**TASK INSTRUCTIONS:**
Quote every line of the material beneath this one.

**Some records:**
----------------------------------------
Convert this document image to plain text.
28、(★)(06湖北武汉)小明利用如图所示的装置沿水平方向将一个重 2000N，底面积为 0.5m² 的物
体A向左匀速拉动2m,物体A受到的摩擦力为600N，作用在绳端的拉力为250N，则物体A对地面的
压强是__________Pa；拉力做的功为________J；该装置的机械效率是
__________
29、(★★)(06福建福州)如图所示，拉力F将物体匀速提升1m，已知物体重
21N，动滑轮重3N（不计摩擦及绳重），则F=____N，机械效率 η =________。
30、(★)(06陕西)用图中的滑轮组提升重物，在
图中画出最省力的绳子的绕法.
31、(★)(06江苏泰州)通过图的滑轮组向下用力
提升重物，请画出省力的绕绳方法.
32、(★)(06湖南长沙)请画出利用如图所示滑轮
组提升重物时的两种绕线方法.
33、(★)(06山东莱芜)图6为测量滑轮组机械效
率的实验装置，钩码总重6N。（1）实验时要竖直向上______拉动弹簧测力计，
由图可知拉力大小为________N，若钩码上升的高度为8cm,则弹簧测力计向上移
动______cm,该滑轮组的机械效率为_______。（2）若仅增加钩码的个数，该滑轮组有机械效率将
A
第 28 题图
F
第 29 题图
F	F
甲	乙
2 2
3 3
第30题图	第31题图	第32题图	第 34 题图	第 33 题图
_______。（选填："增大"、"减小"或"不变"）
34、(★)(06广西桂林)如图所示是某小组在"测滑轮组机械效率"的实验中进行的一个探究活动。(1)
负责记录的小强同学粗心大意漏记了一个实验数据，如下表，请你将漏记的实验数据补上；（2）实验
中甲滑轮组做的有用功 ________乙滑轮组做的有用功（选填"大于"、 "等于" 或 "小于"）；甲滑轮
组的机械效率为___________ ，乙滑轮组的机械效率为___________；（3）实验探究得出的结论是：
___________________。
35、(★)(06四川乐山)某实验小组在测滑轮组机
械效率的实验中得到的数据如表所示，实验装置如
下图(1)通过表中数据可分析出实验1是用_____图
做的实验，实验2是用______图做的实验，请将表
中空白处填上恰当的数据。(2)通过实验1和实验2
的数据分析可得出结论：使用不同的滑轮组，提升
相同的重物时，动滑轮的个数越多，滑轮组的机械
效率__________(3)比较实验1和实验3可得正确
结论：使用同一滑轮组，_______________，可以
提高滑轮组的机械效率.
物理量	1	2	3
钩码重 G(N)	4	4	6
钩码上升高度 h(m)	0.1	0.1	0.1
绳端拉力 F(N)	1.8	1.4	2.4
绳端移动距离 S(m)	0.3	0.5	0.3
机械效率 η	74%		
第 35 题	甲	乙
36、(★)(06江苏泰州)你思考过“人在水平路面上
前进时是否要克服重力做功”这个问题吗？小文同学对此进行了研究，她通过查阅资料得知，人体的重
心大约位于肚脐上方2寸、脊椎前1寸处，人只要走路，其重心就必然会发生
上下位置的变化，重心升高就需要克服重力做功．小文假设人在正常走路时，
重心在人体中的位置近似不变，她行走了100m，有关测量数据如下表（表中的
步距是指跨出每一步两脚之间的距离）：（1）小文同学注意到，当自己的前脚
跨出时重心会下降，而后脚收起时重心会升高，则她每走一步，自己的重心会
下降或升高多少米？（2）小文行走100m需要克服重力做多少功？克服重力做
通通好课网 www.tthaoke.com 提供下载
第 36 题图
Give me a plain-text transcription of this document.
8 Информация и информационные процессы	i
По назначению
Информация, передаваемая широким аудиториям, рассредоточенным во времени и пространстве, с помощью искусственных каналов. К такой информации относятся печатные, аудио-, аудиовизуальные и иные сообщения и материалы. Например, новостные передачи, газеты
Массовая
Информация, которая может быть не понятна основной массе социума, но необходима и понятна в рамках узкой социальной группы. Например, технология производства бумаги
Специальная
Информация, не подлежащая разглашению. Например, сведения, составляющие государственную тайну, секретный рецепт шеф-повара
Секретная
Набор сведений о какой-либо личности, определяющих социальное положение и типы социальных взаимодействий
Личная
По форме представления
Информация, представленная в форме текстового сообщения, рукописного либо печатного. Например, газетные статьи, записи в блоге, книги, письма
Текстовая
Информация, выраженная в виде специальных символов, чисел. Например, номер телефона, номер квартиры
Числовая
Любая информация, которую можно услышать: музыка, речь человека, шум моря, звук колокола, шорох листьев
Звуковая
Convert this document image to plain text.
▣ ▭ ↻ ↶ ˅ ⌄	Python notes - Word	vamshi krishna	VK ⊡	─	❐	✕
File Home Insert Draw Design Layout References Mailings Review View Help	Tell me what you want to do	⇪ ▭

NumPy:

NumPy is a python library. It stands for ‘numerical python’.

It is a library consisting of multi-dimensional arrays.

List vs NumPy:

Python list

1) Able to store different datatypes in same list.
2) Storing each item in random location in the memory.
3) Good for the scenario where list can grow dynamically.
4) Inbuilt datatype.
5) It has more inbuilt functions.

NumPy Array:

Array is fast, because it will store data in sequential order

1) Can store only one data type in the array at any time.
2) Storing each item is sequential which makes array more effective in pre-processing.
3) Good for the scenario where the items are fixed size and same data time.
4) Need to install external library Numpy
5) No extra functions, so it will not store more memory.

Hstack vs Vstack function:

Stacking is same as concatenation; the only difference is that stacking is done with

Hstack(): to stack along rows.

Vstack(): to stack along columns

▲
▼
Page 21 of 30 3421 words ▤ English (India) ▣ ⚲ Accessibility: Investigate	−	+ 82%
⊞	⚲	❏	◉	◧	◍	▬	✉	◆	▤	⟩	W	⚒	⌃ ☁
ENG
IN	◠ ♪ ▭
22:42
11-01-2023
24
----------------------------------------
**FINAL RESULT:**
Convert this document image to plain text.
28、(★)(06湖北武汉)小明利用如图所示的装置沿水平方向将一个重 2000N，底面积为 0.5m² 的物
体A向左匀速拉动2m,物体A受到的摩擦力为600N，作用在绳端的拉力为250N，则物体A对地面的
压强是__________Pa；拉力做的功为________J；该装置的机械效率是
__________
29、(★★)(06福建福州)如图所示，拉力F将物体匀速提升1m，已知物体重
21N，动滑轮重3N（不计摩擦及绳重），则F=____N，机械效率 η =________。
30、(★)(06陕西)用图中的滑轮组提升重物，在
图中画出最省力的绳子的绕法.
31、(★)(06江苏泰州)通过图的滑轮组向下用力
提升重物，请画出省力的绕绳方法.
32、(★)(06湖南长沙)请画出利用如图所示滑轮
组提升重物时的两种绕线方法.
33、(★)(06山东莱芜)图6为测量滑轮组机械效
率的实验装置，钩码总重6N。（1）实验时要竖直向上______拉动弹簧测力计，
由图可知拉力大小为________N，若钩码上升的高度为8cm,则弹簧测力计向上移
动______cm,该滑轮组的机械效率为_______。（2）若仅增加钩码的个数，该滑轮组有机械效率将
A
第 28 题图
F
第 29 题图
F	F
甲	乙
2 2
3 3
第30题图	第31题图	第32题图	第 34 题图	第 33 题图
_______。（选填："增大"、"减小"或"不变"）
34、(★)(06广西桂林)如图所示是某小组在"测滑轮组机械效率"的实验中进行的一个探究活动。(1)
负责记录的小强同学粗心大意漏记了一个实验数据，如下表，请你将漏记的实验数据补上；（2）实验
中甲滑轮组做的有用功 ________乙滑轮组做的有用功（选填"大于"、 "等于" 或 "小于"）；甲滑轮
组的机械效率为___________ ，乙滑轮组的机械效率为___________；（3）实验探究得出的结论是：
___________________。
35、(★)(06四川乐山)某实验小组在测滑轮组机
械效率的实验中得到的数据如表所示，实验装置如
下图(1)通过表中数据可分析出实验1是用_____图
做的实验，实验2是用______图做的实验，请将表
中空白处填上恰当的数据。(2)通过实验1和实验2
的数据分析可得出结论：使用不同的滑轮组，提升
相同的重物时，动滑轮的个数越多，滑轮组的机械
效率__________(3)比较实验1和实验3可得正确
结论：使用同一滑轮组，_______________，可以
提高滑轮组的机械效率.
物理量	1	2	3
钩码重 G(N)	4	4	6
钩码上升高度 h(m)	0.1	0.1	0.1
绳端拉力 F(N)	1.8	1.4	2.4
绳端移动距离 S(m)	0.3	0.5	0.3
机械效率 η	74%		
第 35 题	甲	乙
36、(★)(06江苏泰州)你思考过“人在水平路面上
前进时是否要克服重力做功”这个问题吗？小文同学对此进行了研究，她通过查阅资料得知，人体的重
心大约位于肚脐上方2寸、脊椎前1寸处，人只要走路，其重心就必然会发生
上下位置的变化，重心升高就需要克服重力做功．小文假设人在正常走路时，
重心在人体中的位置近似不变，她行走了100m，有关测量数据如下表（表中的
步距是指跨出每一步两脚之间的距离）：（1）小文同学注意到，当自己的前脚
跨出时重心会下降，而后脚收起时重心会升高，则她每走一步，自己的重心会
下降或升高多少米？（2）小文行走100m需要克服重力做多少功？克服重力做
通通好课网 www.tthaoke.com 提供下载
第 36 题图
Give me a plain-text transcription of this document.
8 Информация и информационные процессы	i
По назначению
Информация, передаваемая широким аудиториям, рассредоточенным во времени и пространстве, с помощью искусственных каналов. К такой информации относятся печатные, аудио-, аудиовизуальные и иные сообщения и материалы. Например, новостные передачи, газеты
Массовая
Информация, которая может быть не понятна основной массе социума, но необходима и понятна в рамках узкой социальной группы. Например, технология производства бумаги
Специальная
Информация, не подлежащая разглашению. Например, сведения, составляющие государственную тайну, секретный рецепт шеф-повара
Секретная
Набор сведений о какой-либо личности, определяющих социальное положение и типы социальных взаимодействий
Личная
По форме представления
Информация, представленная в форме текстового сообщения, рукописного либо печатного. Например, газетные статьи, записи в блоге, книги, письма
Текстовая
Информация, выраженная в виде специальных символов, чисел. Например, номер телефона, номер квартиры
Числовая
Любая информация, которую можно услышать: музыка, речь человека, шум моря, звук колокола, шорох листьев
Звуковая
Convert this document image to plain text.
▣ ▭ ↻ ↶ ˅ ⌄	Python notes - Word	vamshi krishna	VK ⊡	─	❐	✕
File Home Insert Draw Design Layout References Mailings Review View Help	Tell me what you want to do	⇪ ▭

NumPy:

NumPy is a python library. It stands for ‘numerical python’.

It is a library consisting of multi-dimensional arrays.

List vs NumPy:

Python list

1) Able to store different datatypes in same list.
2) Storing each item in random location in the memory.
3) Good for the scenario where list can grow dynamically.
4) Inbuilt datatype.
5) It has more inbuilt functions.

NumPy Array:

Array is fast, because it will store data in sequential order

1) Can store only one data type in the array at any time.
2) Storing each item is sequential which makes array more effective in pre-processing.
3) Good for the scenario where the items are fixed size and same data time.
4) Need to install external library Numpy
5) No extra functions, so it will not store more memory.

Hstack vs Vstack function:

Stacking is same as concatenation; the only difference is that stacking is done with

Hstack(): to stack along rows.

Vstack(): to stack along columns

▲
▼
Page 21 of 30 3421 words ▤ English (India) ▣ ⚲ Accessibility: Investigate	−	+ 82%
⊞	⚲	❏	◉	◧	◍	▬	✉	◆	▤	⟩	W	⚒	⌃ ☁
ENG
IN	◠ ♪ ▭
22:42
11-01-2023
24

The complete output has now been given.